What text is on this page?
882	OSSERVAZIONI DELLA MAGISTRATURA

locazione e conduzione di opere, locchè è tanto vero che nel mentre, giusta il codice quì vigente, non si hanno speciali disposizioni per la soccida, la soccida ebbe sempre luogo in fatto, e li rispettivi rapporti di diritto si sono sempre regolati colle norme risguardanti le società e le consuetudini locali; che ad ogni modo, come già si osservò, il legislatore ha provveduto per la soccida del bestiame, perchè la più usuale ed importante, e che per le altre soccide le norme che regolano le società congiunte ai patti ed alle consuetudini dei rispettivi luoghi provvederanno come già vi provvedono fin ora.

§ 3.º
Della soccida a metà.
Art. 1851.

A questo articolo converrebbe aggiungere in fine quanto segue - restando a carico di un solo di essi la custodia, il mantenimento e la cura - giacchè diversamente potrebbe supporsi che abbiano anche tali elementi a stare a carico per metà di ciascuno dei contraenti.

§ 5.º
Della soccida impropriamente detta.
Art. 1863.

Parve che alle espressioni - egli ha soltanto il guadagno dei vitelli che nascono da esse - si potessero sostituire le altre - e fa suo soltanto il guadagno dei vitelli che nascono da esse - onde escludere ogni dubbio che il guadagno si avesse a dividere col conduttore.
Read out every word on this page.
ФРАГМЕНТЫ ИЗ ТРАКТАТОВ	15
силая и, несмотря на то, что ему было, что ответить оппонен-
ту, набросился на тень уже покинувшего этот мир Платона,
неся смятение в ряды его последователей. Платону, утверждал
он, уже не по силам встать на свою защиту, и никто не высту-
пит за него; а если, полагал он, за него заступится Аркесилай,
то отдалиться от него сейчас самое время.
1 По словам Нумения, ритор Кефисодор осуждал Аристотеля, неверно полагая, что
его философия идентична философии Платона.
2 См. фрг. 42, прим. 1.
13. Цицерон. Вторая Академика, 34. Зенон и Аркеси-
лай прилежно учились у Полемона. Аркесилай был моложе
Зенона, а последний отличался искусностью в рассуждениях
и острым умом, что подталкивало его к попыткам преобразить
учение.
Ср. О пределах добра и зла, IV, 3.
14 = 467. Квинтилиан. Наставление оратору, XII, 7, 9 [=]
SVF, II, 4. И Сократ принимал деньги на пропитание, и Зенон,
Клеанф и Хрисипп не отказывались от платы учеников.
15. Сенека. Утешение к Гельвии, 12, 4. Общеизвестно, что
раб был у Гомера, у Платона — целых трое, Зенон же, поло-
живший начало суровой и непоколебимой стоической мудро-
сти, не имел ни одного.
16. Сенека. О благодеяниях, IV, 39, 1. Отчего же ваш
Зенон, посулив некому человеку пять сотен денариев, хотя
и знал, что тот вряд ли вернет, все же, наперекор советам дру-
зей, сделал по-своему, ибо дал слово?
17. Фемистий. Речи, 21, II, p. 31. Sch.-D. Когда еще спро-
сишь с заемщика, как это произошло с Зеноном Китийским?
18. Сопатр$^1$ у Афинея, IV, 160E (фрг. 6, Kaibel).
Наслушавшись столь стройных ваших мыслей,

● ● ● ●

Given instruction -> Look through the records and gather every line containing "него".

Finished exercise ->
пит за него; а если, полагал он, за него заступится Аркесилай,
то отдалиться от него сейчас самое время.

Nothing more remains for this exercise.